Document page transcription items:
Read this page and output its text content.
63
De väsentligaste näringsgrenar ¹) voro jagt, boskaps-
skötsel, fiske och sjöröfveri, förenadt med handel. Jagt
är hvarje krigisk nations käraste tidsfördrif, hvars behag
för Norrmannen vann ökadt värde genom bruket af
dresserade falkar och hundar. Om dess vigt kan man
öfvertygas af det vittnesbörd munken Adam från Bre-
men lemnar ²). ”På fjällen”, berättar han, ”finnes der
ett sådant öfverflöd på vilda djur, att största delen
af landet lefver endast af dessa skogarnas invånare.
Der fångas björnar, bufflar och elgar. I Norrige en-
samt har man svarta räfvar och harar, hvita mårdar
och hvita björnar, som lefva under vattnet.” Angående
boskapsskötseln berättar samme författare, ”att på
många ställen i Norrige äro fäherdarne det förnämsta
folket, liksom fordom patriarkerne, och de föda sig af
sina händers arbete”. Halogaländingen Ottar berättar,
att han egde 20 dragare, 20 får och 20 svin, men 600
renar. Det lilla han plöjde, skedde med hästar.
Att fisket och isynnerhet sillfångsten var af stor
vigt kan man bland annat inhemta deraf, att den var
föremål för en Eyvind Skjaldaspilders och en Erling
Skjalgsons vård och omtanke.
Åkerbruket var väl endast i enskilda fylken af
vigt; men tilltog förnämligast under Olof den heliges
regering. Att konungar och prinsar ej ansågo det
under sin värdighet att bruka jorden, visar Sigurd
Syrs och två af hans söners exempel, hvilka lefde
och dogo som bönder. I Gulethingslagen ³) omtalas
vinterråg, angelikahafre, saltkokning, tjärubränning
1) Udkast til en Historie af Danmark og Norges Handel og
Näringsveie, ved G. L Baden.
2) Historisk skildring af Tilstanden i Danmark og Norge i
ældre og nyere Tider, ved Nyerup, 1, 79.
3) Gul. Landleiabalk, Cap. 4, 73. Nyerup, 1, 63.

(EXERCISE): Print the records above once again, exactly as written.

(SOLUTION):
Read this page and output its text content.
63
De väsentligaste näringsgrenar ¹) voro jagt, boskaps-
skötsel, fiske och sjöröfveri, förenadt med handel. Jagt
är hvarje krigisk nations käraste tidsfördrif, hvars behag
för Norrmannen vann ökadt värde genom bruket af
dresserade falkar och hundar. Om dess vigt kan man
öfvertygas af det vittnesbörd munken Adam från Bre-
men lemnar ²). ”På fjällen”, berättar han, ”finnes der
ett sådant öfverflöd på vilda djur, att största delen
af landet lefver endast af dessa skogarnas invånare.
Der fångas björnar, bufflar och elgar. I Norrige en-
samt har man svarta räfvar och harar, hvita mårdar
och hvita björnar, som lefva under vattnet.” Angående
boskapsskötseln berättar samme författare, ”att på
många ställen i Norrige äro fäherdarne det förnämsta
folket, liksom fordom patriarkerne, och de föda sig af
sina händers arbete”. Halogaländingen Ottar berättar,
att han egde 20 dragare, 20 får och 20 svin, men 600
renar. Det lilla han plöjde, skedde med hästar.
Att fisket och isynnerhet sillfångsten var af stor
vigt kan man bland annat inhemta deraf, att den var
föremål för en Eyvind Skjaldaspilders och en Erling
Skjalgsons vård och omtanke.
Åkerbruket var väl endast i enskilda fylken af
vigt; men tilltog förnämligast under Olof den heliges
regering. Att konungar och prinsar ej ansågo det
under sin värdighet att bruka jorden, visar Sigurd
Syrs och två af hans söners exempel, hvilka lefde
och dogo som bönder. I Gulethingslagen ³) omtalas
vinterråg, angelikahafre, saltkokning, tjärubränning
1) Udkast til en Historie af Danmark og Norges Handel og
Näringsveie, ved G. L Baden.
2) Historisk skildring af Tilstanden i Danmark og Norge i
ældre og nyere Tider, ved Nyerup, 1, 79.
3) Gul. Landleiabalk, Cap. 4, 73. Nyerup, 1, 63.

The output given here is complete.